→ To do
In the records that follow, show each line where the word "this" is present.

→ Material provided
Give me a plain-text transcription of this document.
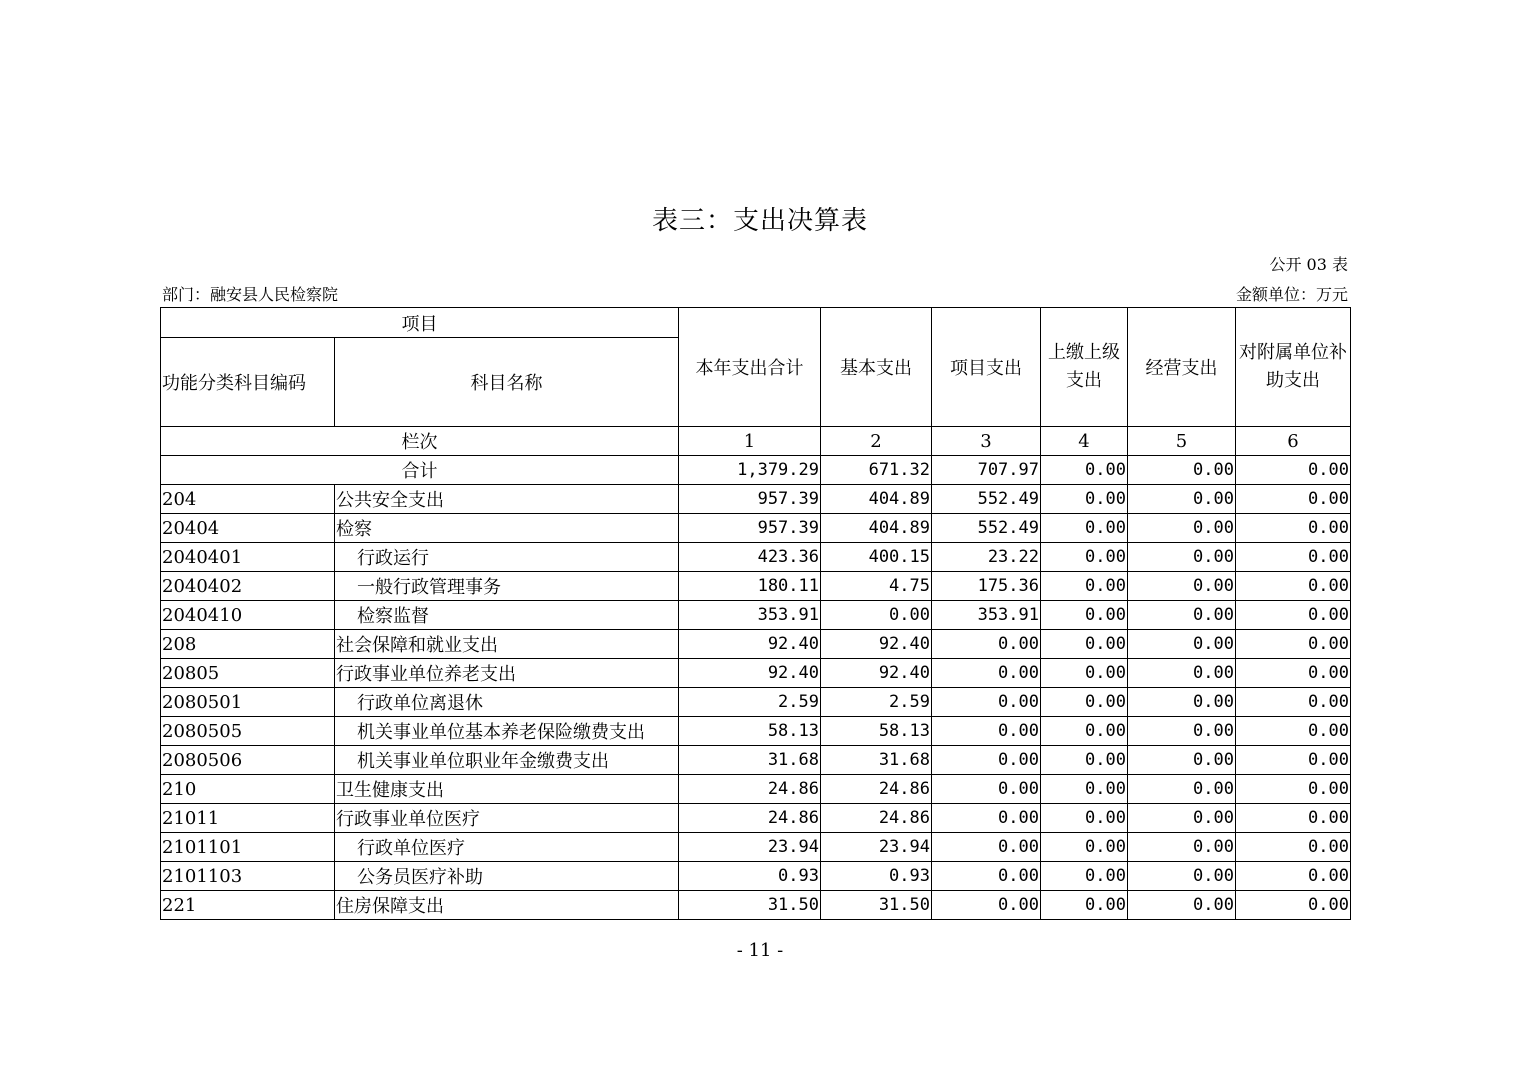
表三：支出决算表
公开 03 表
部门：融安县人民检察院	金额单位：万元
项目		本年支出合计	基本支出	项目支出	上缴上级支出	经营支出	对附属单位补助支出
功能分类科目编码	科目名称						
栏次		1	2	3	4	5	6
合计		1,379.29	671.32	707.97	0.00	0.00	0.00
204	公共安全支出	957.39	404.89	552.49	0.00	0.00	0.00
20404	检察	957.39	404.89	552.49	0.00	0.00	0.00
2040401	行政运行	423.36	400.15	23.22	0.00	0.00	0.00
2040402	一般行政管理事务	180.11	4.75	175.36	0.00	0.00	0.00
2040410	检察监督	353.91	0.00	353.91	0.00	0.00	0.00
208	社会保障和就业支出	92.40	92.40	0.00	0.00	0.00	0.00
20805	行政事业单位养老支出	92.40	92.40	0.00	0.00	0.00	0.00
2080501	行政单位离退休	2.59	2.59	0.00	0.00	0.00	0.00
2080505	机关事业单位基本养老保险缴费支出	58.13	58.13	0.00	0.00	0.00	0.00
2080506	机关事业单位职业年金缴费支出	31.68	31.68	0.00	0.00	0.00	0.00
210	卫生健康支出	24.86	24.86	0.00	0.00	0.00	0.00
21011	行政事业单位医疗	24.86	24.86	0.00	0.00	0.00	0.00
2101101	行政单位医疗	23.94	23.94	0.00	0.00	0.00	0.00
2101103	公务员医疗补助	0.93	0.93	0.00	0.00	0.00	0.00
221	住房保障支出	31.50	31.50	0.00	0.00	0.00	0.00
- 11 -
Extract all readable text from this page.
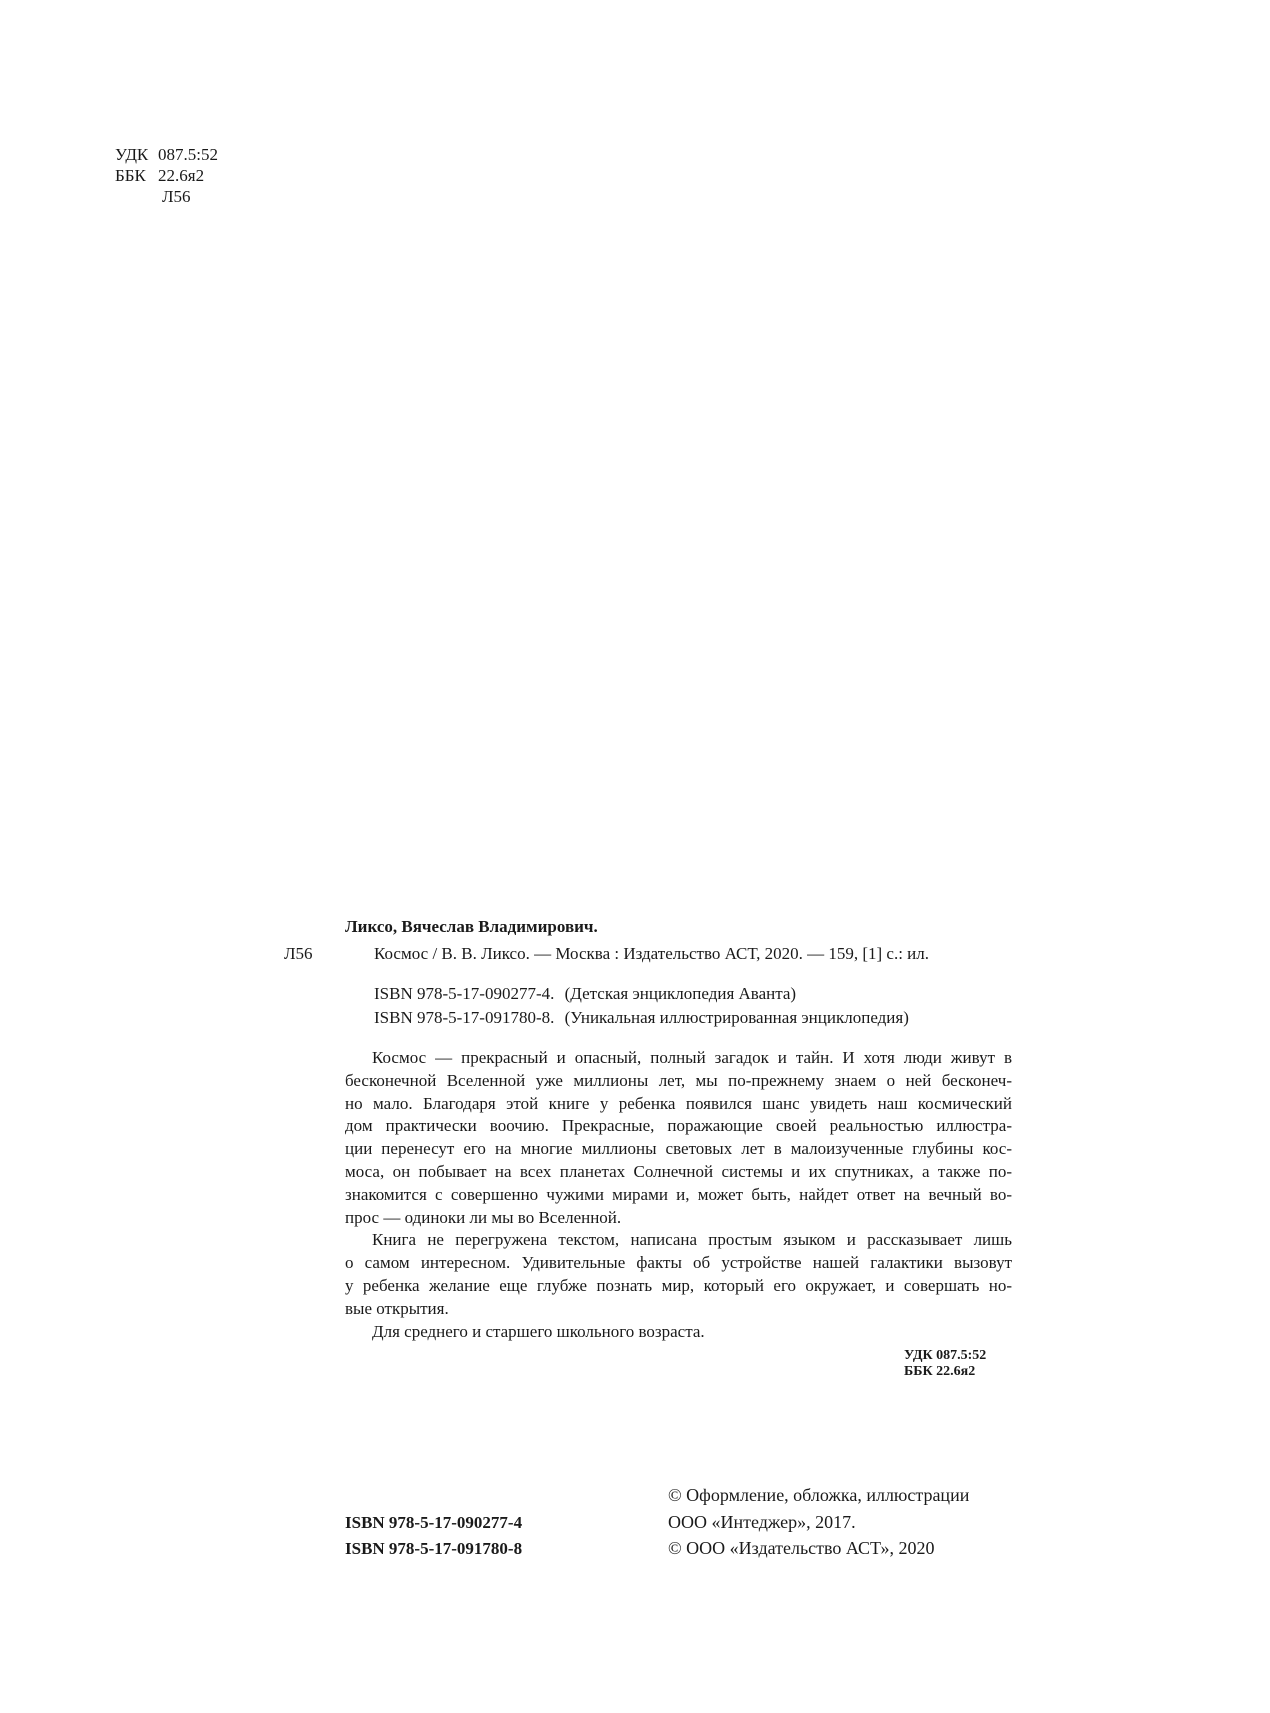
УДК 087.5:52
ББК 22.6я2
Л56
Ликсо, Вячеслав Владимирович.
Л56	Космос / В. В. Ликсо. — Москва : Издательство АСТ, 2020. — 159, [1] с.: ил.
ISBN 978-5-17-090277-4. (Детская энциклопедия Аванта)
ISBN 978-5-17-091780-8. (Уникальная иллюстрированная энциклопедия)

Космос — прекрасный и опасный, полный загадок и тайн. И хотя люди живут в
бесконечной Вселенной уже миллионы лет, мы по-прежнему знаем о ней бесконеч-
но мало. Благодаря этой книге у ребенка появился шанс увидеть наш космический
дом практически воочию. Прекрасные, поражающие своей реальностью иллюстра-
ции перенесут его на многие миллионы световых лет в малоизученные глубины кос-
моса, он побывает на всех планетах Солнечной системы и их спутниках, а также по-
знакомится с совершенно чужими мирами и, может быть, найдет ответ на вечный во-
прос — одиноки ли мы во Вселенной.

Книга не перегружена текстом, написана простым языком и рассказывает лишь
о самом интересном. Удивительные факты об устройстве нашей галактики вызовут
у ребенка желание еще глубже познать мир, который его окружает, и совершать но-
вые открытия.

Для среднего и старшего школьного возраста.

УДК 087.5:52
ББК 22.6я2
ISBN 978-5-17-090277-4
ISBN 978-5-17-091780-8
© Оформление, обложка, иллюстрации
ООО «Интеджер», 2017.
© ООО «Издательство АСТ», 2020
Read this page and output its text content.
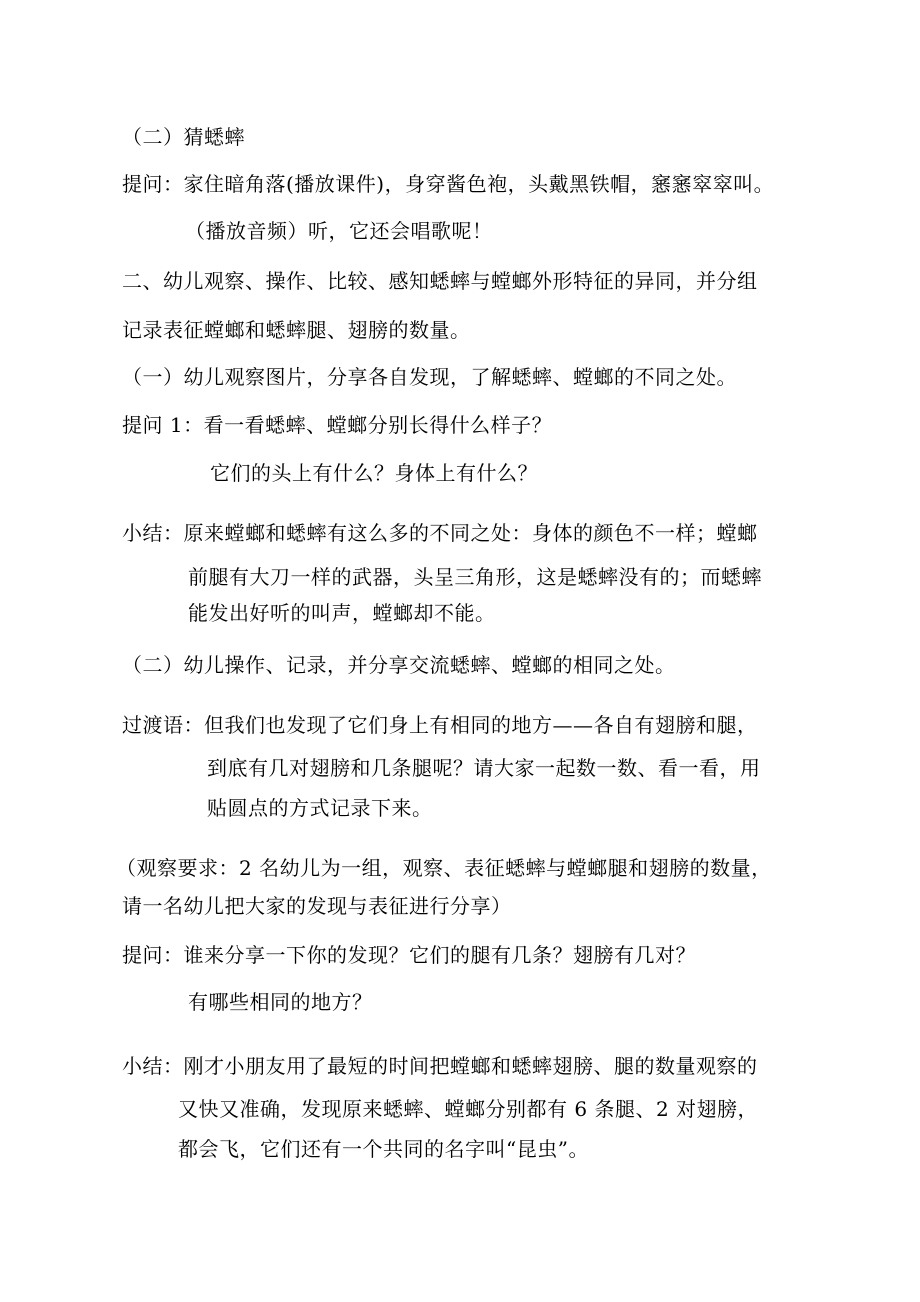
（二）猜蟋蟀
提问：家住暗角落(播放课件)，身穿酱色袍，头戴黑铁帽，窸窸窣窣叫。
（播放音频）听，它还会唱歌呢！
二、幼儿观察、操作、比较、感知蟋蟀与螳螂外形特征的异同，并分组
记录表征螳螂和蟋蟀腿、翅膀的数量。
（一）幼儿观察图片，分享各自发现，了解蟋蟀、螳螂的不同之处。
提问 1：看一看蟋蟀、螳螂分别长得什么样子？
它们的头上有什么？身体上有什么？
小结：原来螳螂和蟋蟀有这么多的不同之处：身体的颜色不一样；螳螂
前腿有大刀一样的武器，头呈三角形，这是蟋蟀没有的；而蟋蟀
能发出好听的叫声，螳螂却不能。
（二）幼儿操作、记录，并分享交流蟋蟀、螳螂的相同之处。
过渡语：但我们也发现了它们身上有相同的地方——各自有翅膀和腿，
到底有几对翅膀和几条腿呢？请大家一起数一数、看一看，用
贴圆点的方式记录下来。
（观察要求：2 名幼儿为一组，观察、表征蟋蟀与螳螂腿和翅膀的数量，
请一名幼儿把大家的发现与表征进行分享）
提问：谁来分享一下你的发现？它们的腿有几条？翅膀有几对？
有哪些相同的地方？
小结：刚才小朋友用了最短的时间把螳螂和蟋蟀翅膀、腿的数量观察的
又快又准确，发现原来蟋蟀、螳螂分别都有 6 条腿、2 对翅膀，
都会飞，它们还有一个共同的名字叫“昆虫”。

→ Completed task
Give me a plain-text transcription of this document.
Extract all readable text from this page.
Read this page and output its text content.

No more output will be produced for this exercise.